Take every line from the material that has the word "title" in it.

**** SOURCE DATA ****

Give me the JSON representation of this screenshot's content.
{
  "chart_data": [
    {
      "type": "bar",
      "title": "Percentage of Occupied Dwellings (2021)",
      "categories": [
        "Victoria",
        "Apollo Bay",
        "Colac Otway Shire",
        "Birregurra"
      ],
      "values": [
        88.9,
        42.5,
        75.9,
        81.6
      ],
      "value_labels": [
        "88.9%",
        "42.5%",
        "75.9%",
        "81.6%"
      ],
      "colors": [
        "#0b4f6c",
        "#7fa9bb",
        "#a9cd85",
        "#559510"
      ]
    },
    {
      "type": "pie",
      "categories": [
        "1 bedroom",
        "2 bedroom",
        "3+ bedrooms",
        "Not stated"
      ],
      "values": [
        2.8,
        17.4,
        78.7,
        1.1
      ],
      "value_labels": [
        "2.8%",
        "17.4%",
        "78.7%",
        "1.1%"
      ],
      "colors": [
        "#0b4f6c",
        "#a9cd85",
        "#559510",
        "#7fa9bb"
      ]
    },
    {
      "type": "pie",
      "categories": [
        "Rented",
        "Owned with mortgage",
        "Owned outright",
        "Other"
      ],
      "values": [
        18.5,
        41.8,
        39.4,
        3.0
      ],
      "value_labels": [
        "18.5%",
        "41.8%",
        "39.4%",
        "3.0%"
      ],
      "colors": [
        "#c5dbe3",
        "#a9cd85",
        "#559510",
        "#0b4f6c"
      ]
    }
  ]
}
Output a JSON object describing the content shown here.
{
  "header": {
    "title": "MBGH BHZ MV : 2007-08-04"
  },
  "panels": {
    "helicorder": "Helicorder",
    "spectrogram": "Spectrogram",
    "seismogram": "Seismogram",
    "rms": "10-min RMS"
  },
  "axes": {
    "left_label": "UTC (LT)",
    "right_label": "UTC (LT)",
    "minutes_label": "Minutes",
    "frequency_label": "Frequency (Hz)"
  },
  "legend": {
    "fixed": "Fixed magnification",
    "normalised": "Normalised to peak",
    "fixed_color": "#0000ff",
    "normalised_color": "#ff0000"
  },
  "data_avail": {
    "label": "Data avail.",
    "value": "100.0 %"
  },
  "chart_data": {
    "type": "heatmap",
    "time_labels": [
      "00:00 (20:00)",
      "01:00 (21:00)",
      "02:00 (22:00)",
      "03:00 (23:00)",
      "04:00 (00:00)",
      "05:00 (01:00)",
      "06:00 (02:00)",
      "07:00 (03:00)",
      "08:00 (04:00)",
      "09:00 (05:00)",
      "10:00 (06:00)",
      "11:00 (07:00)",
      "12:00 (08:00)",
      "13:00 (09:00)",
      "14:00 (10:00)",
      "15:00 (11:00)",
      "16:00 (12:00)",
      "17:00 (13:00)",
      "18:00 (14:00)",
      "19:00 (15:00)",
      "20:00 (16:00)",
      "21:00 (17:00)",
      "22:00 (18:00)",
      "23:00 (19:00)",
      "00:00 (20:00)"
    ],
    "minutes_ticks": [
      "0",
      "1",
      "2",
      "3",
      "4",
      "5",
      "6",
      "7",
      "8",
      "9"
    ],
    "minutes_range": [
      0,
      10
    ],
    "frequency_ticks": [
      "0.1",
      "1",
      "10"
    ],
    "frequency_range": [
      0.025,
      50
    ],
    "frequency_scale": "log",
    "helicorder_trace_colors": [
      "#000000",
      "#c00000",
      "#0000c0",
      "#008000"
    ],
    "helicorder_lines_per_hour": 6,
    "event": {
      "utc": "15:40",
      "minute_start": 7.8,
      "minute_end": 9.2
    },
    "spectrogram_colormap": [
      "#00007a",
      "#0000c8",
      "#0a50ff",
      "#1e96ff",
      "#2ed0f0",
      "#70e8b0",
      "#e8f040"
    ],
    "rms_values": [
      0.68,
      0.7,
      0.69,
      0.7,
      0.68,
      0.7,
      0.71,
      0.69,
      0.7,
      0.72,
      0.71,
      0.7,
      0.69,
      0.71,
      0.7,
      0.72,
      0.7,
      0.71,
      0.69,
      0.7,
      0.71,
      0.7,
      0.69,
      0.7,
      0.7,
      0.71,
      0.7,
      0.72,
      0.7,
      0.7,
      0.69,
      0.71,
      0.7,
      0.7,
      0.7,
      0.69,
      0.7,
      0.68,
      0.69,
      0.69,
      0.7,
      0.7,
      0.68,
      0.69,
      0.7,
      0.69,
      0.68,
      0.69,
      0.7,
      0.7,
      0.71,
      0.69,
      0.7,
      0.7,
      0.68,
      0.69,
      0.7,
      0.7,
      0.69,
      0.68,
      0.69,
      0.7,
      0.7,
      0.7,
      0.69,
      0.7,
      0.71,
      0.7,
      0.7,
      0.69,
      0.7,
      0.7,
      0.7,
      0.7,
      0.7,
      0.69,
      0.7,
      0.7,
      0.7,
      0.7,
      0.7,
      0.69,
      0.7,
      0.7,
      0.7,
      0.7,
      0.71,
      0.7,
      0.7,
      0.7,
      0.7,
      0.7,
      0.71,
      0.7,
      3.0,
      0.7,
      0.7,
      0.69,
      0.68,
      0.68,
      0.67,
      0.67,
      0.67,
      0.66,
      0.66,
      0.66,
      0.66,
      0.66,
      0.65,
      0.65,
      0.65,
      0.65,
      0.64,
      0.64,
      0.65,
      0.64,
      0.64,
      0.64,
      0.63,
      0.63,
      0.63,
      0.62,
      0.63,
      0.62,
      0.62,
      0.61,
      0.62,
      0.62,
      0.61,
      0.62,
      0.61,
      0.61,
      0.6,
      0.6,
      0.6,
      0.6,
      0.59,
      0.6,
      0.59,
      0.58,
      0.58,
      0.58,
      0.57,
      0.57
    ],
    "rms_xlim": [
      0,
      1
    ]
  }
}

****

_THE REPLY:_
      "title": "Percentage of Occupied Dwellings (2021)",
    "title": "MBGH BHZ MV : 2007-08-04"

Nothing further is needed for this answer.